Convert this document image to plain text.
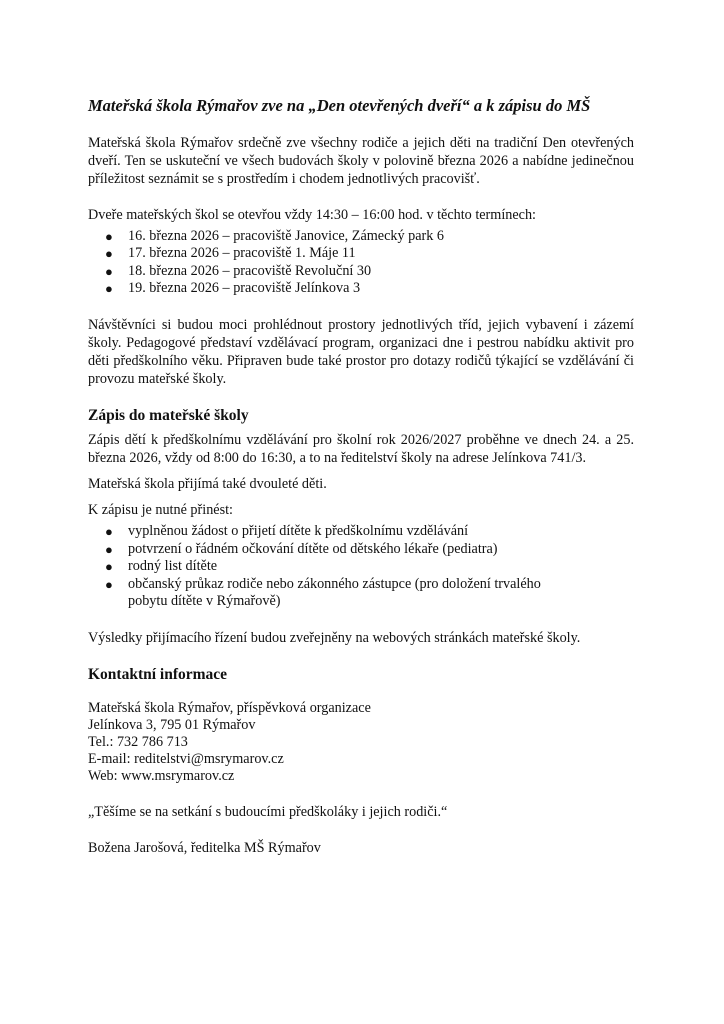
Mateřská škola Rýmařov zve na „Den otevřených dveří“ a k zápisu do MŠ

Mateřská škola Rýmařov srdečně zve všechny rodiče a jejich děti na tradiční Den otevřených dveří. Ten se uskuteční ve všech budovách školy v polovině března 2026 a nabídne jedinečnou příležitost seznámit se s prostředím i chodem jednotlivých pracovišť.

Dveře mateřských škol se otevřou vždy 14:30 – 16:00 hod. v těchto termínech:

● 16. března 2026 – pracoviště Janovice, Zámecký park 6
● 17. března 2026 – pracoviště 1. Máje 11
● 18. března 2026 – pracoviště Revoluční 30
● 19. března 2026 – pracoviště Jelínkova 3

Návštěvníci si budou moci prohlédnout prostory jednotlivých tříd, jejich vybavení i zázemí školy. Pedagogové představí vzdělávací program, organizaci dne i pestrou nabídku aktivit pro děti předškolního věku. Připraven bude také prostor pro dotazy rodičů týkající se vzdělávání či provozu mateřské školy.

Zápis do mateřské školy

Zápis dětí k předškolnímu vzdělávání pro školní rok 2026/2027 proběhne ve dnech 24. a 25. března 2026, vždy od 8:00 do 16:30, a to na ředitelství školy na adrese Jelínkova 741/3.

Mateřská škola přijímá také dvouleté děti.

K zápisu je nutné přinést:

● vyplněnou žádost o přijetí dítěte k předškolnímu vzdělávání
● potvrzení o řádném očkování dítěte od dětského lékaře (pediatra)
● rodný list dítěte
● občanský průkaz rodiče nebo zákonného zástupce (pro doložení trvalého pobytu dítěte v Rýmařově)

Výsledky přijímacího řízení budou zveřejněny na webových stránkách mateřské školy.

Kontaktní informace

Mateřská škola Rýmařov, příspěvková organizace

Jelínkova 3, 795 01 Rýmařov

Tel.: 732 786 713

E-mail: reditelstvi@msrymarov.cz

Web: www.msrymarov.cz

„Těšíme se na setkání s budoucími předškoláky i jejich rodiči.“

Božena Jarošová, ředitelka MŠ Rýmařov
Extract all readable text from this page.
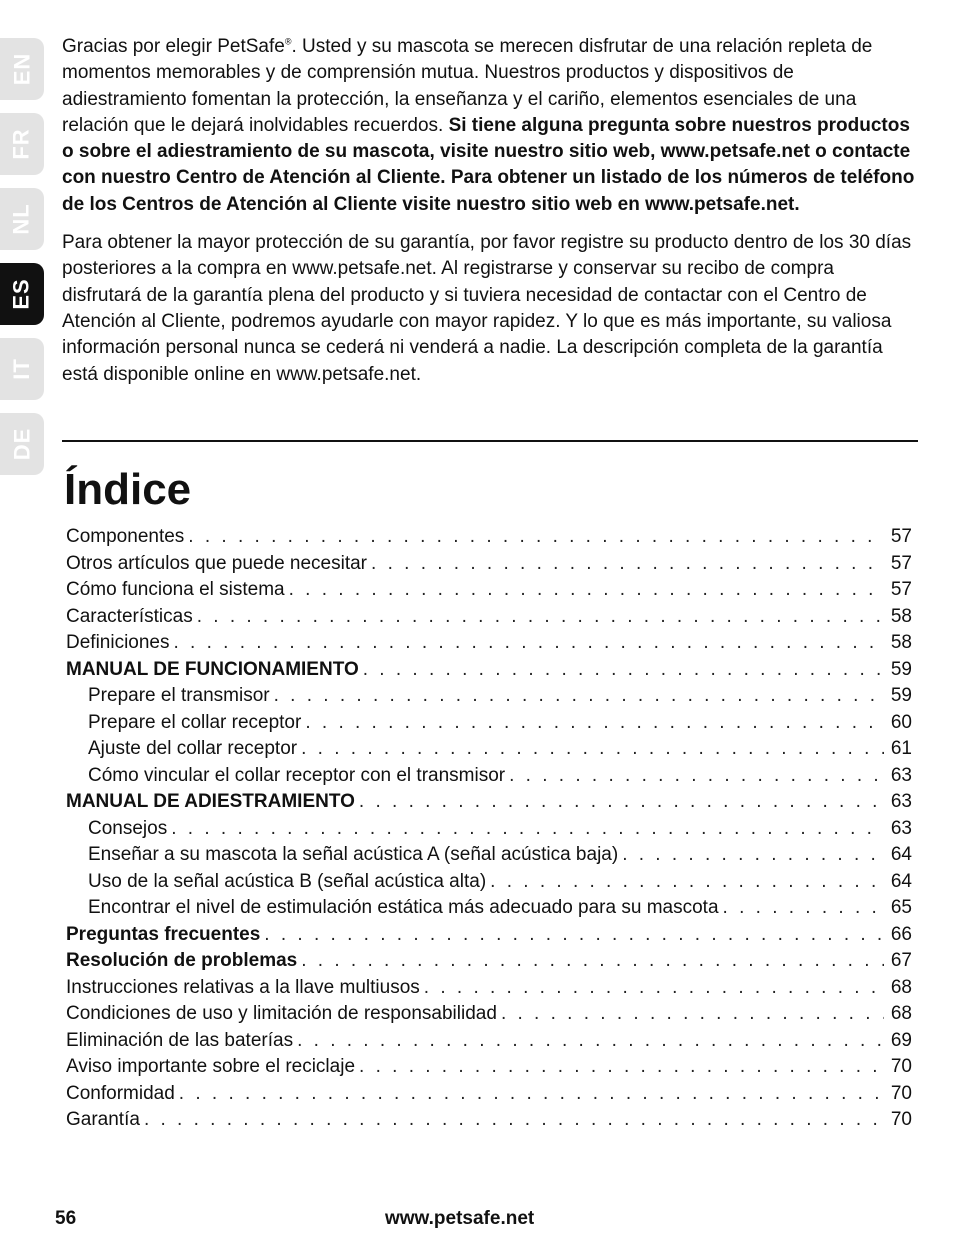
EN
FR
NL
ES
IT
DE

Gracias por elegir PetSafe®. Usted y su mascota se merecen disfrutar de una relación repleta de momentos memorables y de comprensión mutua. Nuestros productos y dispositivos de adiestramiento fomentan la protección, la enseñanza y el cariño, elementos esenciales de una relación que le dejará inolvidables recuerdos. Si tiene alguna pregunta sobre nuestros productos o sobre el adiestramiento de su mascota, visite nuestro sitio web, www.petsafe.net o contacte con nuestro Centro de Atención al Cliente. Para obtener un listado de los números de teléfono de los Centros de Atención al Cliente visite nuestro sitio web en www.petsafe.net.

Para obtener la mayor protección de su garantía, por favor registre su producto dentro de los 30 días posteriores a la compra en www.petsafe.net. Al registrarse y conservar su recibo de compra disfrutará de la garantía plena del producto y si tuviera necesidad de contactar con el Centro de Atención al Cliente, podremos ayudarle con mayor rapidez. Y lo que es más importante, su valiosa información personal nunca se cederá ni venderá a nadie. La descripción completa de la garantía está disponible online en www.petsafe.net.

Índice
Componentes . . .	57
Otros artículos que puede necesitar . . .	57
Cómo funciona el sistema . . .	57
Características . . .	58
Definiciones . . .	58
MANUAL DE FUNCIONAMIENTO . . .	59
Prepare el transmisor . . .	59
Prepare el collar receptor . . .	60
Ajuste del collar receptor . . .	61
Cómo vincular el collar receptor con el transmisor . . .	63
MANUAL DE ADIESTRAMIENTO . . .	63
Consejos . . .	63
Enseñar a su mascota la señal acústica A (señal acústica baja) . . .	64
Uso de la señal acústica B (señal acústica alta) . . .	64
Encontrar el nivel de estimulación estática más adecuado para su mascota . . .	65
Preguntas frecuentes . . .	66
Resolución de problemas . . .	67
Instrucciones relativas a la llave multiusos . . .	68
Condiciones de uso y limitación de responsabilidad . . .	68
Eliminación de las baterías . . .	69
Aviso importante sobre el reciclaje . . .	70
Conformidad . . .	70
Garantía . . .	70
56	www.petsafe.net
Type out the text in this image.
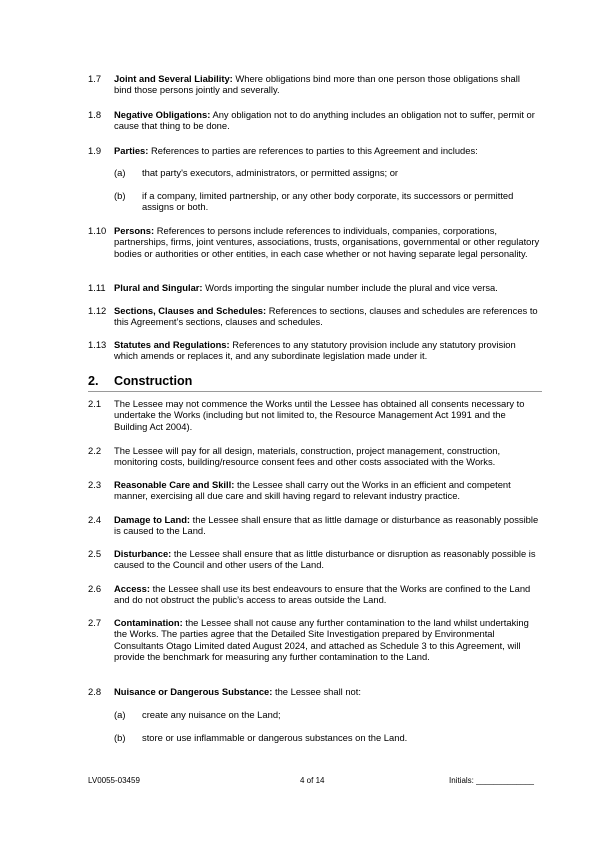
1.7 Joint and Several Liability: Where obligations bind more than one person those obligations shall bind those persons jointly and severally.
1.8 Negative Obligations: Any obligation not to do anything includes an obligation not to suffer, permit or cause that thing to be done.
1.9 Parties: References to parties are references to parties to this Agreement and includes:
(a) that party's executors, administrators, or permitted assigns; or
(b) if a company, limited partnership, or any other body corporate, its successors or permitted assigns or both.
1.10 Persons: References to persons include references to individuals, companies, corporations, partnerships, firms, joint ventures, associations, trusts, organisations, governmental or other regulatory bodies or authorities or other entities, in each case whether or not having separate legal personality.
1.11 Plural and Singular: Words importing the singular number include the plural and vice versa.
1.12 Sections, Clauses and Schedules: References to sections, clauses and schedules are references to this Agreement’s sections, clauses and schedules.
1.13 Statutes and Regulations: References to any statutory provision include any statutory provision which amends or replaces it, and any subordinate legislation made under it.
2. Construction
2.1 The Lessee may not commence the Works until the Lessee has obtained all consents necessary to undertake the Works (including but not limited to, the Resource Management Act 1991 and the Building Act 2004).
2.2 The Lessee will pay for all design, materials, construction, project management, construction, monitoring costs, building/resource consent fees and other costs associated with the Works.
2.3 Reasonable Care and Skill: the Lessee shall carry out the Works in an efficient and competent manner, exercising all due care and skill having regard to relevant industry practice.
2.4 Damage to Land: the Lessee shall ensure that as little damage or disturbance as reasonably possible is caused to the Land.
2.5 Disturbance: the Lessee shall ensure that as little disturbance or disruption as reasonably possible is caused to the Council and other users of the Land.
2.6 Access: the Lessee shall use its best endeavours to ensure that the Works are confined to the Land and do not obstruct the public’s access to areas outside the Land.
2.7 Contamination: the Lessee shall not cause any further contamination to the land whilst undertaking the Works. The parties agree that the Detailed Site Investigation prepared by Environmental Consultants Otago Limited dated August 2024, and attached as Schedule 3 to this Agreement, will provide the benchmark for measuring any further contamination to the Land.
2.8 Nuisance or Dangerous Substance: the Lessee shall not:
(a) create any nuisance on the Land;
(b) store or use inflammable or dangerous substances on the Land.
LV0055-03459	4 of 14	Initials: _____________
__________
■ Required task ■
Gather from the entries above all lines that include the string "References".

■ Answer to this problem ■
1.9 Parties: References to parties are references to parties to this Agreement and includes:
1.10 Persons: References to persons include references to individuals, companies, corporations, partnerships, firms, joint ventures, associations, trusts, organisations, governmental or other regulatory bodies or authorities or other entities, in each case whether or not having separate legal personality.
1.12 Sections, Clauses and Schedules: References to sections, clauses and schedules are references to this Agreement’s sections, clauses and schedules.
1.13 Statutes and Regulations: References to any statutory provision include any statutory provision which amends or replaces it, and any subordinate legislation made under it.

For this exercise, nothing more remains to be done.